PROVIDED RECORDS

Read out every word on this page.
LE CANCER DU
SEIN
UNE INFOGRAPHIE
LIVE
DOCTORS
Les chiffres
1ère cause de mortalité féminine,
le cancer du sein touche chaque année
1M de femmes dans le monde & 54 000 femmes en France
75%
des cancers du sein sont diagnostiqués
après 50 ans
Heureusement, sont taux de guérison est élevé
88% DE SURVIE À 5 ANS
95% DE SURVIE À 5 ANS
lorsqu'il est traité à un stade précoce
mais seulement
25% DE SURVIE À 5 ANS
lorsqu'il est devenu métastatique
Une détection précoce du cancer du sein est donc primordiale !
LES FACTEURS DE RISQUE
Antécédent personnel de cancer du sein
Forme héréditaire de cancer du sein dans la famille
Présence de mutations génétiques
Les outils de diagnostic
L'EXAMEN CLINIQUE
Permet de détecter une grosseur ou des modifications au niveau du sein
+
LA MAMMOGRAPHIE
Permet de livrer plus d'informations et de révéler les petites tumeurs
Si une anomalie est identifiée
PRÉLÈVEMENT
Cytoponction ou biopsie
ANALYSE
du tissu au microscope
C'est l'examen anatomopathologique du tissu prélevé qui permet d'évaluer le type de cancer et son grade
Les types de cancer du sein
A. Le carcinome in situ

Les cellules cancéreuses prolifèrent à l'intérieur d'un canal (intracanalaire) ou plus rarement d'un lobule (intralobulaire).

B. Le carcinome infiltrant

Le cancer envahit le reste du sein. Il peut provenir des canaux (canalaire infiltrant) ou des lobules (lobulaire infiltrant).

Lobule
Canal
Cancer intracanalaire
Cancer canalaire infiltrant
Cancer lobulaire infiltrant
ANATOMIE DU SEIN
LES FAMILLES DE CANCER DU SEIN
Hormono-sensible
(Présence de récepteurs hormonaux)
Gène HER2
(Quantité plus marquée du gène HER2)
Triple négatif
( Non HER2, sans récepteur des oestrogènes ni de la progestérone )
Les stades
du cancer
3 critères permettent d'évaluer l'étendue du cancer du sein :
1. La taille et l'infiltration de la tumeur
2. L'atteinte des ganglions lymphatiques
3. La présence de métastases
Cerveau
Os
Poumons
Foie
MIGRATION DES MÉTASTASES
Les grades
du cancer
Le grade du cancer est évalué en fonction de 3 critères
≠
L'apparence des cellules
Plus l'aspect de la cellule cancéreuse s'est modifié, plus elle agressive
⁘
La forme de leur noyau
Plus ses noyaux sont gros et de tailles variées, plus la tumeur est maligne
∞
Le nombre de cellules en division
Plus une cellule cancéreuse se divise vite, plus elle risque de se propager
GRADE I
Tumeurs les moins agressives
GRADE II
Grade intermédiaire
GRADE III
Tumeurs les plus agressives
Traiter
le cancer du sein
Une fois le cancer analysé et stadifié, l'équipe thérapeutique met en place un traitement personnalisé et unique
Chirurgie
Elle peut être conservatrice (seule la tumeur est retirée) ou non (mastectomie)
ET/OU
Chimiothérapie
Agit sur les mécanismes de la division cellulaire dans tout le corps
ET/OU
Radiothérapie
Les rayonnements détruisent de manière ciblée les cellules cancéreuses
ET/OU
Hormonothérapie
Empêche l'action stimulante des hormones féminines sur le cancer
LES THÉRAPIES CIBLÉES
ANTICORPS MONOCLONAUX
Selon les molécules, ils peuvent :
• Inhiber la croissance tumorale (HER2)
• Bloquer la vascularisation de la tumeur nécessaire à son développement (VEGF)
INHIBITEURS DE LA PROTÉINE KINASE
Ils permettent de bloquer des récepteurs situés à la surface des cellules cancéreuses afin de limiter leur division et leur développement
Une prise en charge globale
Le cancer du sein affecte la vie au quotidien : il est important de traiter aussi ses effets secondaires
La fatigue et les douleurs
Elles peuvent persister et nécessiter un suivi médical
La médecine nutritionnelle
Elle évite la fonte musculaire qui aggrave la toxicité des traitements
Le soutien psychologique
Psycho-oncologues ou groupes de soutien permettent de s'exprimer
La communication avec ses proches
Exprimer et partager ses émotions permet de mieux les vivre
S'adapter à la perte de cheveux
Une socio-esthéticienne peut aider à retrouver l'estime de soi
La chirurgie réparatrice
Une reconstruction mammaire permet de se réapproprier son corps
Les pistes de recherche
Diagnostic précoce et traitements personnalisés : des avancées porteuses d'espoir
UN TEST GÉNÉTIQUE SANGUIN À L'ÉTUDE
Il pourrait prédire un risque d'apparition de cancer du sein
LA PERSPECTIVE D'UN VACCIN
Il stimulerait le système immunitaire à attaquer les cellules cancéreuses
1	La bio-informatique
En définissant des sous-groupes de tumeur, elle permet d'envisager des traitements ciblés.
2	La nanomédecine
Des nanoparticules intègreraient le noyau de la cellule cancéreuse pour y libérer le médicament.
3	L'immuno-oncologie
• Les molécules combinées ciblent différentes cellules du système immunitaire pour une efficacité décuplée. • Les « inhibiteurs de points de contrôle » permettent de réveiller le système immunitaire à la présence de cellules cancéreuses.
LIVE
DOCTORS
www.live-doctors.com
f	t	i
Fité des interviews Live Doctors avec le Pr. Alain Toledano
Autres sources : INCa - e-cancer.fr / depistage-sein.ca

...

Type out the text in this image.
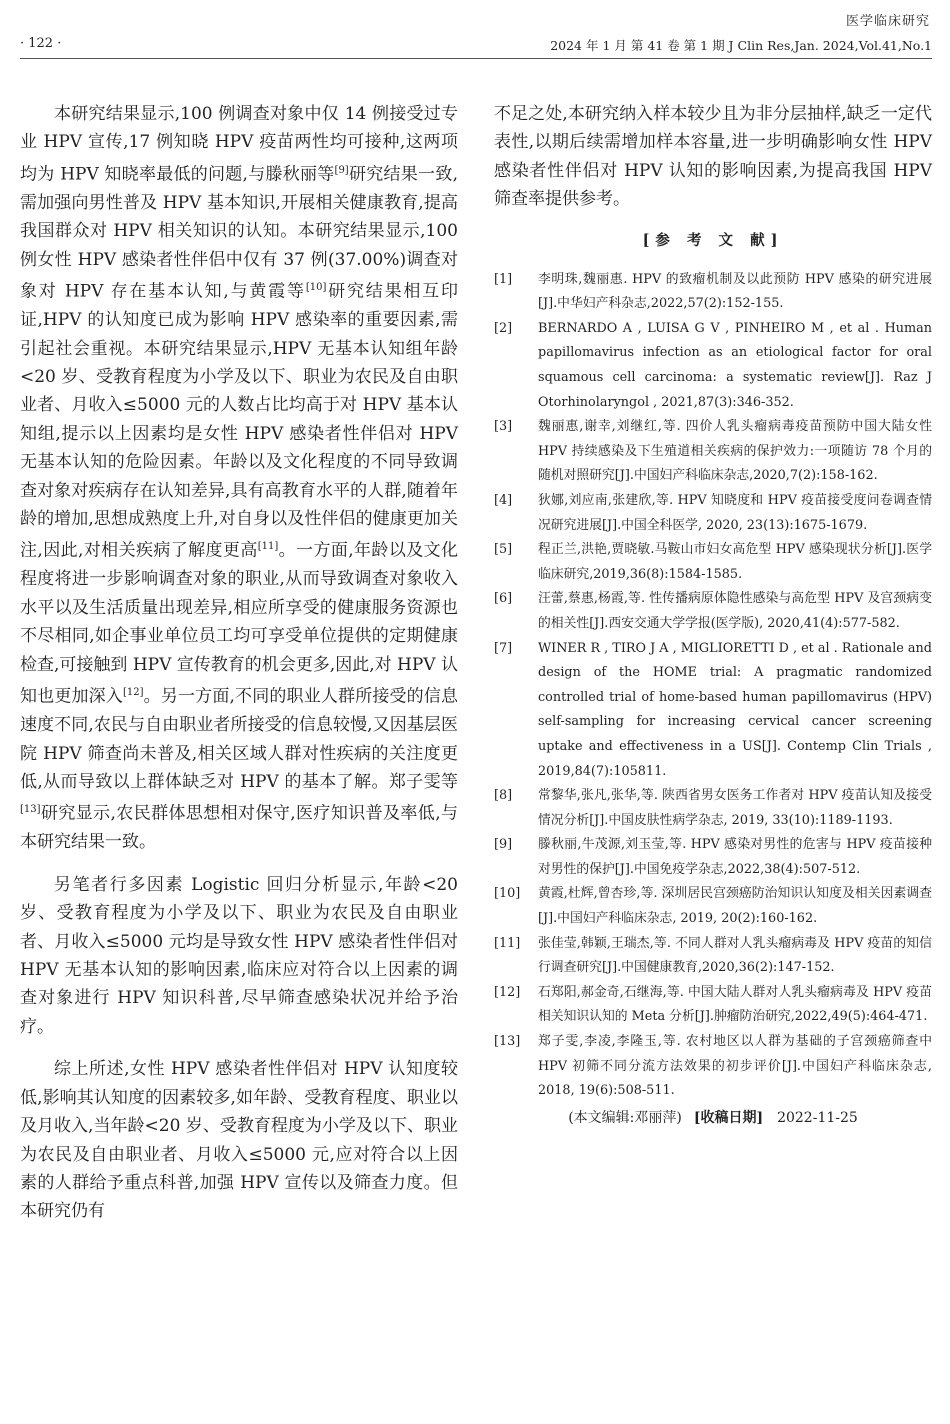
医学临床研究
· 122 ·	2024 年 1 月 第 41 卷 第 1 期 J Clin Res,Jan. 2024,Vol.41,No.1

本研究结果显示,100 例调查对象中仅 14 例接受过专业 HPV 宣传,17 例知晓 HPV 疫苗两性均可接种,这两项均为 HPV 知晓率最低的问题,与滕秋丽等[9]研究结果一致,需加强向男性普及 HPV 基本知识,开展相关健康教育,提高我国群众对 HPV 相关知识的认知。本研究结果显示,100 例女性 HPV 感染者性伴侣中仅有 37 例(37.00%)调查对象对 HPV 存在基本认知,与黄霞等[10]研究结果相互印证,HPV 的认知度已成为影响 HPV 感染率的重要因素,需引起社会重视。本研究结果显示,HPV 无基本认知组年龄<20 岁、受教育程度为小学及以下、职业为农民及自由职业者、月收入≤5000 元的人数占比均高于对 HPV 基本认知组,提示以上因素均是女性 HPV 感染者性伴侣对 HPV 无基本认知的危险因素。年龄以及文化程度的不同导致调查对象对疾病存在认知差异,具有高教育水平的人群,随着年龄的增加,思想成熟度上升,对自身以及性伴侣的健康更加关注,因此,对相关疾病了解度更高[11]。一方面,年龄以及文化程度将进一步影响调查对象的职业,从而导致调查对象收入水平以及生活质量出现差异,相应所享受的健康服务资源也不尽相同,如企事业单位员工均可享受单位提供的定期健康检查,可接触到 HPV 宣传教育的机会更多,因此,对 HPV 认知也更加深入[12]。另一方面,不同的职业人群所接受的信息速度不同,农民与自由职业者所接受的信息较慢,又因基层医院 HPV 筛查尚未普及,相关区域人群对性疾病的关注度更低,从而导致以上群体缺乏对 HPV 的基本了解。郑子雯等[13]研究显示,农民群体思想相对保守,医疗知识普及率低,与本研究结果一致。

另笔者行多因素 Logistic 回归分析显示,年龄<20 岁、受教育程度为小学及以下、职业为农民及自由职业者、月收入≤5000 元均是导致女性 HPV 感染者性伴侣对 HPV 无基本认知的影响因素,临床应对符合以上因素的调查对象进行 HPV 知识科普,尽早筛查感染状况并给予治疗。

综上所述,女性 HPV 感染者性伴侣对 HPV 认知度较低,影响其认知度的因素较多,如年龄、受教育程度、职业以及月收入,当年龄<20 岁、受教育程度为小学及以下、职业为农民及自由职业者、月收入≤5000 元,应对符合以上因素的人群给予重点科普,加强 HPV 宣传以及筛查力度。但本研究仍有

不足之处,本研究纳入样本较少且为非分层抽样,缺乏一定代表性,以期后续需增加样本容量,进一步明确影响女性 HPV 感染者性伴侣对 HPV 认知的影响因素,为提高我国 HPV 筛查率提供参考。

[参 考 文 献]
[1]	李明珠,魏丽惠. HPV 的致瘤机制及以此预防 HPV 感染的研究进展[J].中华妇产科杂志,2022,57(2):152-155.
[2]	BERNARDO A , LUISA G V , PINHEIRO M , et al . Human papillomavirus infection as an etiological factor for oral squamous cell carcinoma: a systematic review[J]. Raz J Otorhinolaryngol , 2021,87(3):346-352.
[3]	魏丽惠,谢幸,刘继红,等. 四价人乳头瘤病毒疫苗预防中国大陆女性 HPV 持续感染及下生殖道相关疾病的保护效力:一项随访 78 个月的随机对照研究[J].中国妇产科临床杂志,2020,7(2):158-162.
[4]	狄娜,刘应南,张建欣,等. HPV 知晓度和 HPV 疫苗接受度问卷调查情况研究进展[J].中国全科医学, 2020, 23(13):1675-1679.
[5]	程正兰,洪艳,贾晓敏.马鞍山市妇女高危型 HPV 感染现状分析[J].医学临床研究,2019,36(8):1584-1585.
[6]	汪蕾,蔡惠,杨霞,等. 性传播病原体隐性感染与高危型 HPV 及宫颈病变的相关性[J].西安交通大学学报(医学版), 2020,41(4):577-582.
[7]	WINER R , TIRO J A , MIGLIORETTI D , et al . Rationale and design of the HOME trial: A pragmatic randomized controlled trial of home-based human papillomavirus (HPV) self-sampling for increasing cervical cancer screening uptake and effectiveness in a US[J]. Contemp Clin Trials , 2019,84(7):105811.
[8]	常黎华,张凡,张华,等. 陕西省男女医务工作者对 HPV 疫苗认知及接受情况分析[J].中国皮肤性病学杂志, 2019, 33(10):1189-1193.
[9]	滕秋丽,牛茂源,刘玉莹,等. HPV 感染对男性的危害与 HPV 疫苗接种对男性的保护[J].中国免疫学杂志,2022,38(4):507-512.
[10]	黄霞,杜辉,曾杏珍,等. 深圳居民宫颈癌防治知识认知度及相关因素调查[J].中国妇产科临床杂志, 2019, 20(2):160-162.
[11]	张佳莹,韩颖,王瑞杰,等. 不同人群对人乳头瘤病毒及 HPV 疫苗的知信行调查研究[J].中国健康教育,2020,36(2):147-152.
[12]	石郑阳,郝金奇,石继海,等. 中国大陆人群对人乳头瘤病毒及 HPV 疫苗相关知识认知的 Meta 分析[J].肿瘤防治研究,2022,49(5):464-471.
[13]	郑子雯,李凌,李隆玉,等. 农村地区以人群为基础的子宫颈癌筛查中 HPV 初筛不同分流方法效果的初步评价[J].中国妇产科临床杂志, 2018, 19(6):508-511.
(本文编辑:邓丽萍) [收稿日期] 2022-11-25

DIRECTIONS
Look through the entries above; copy each line where the string "système" appears.

OUTPUT OF THE EXERCISE
Il stimulerait le système immunitaire à attaquer les cellules cancéreuses
• Les molécules combinées ciblent différentes cellules du système immunitaire pour une efficacité décuplée. • Les « inhibiteurs de points de contrôle » permettent de réveiller le système immunitaire à la présence de cellules cancéreuses.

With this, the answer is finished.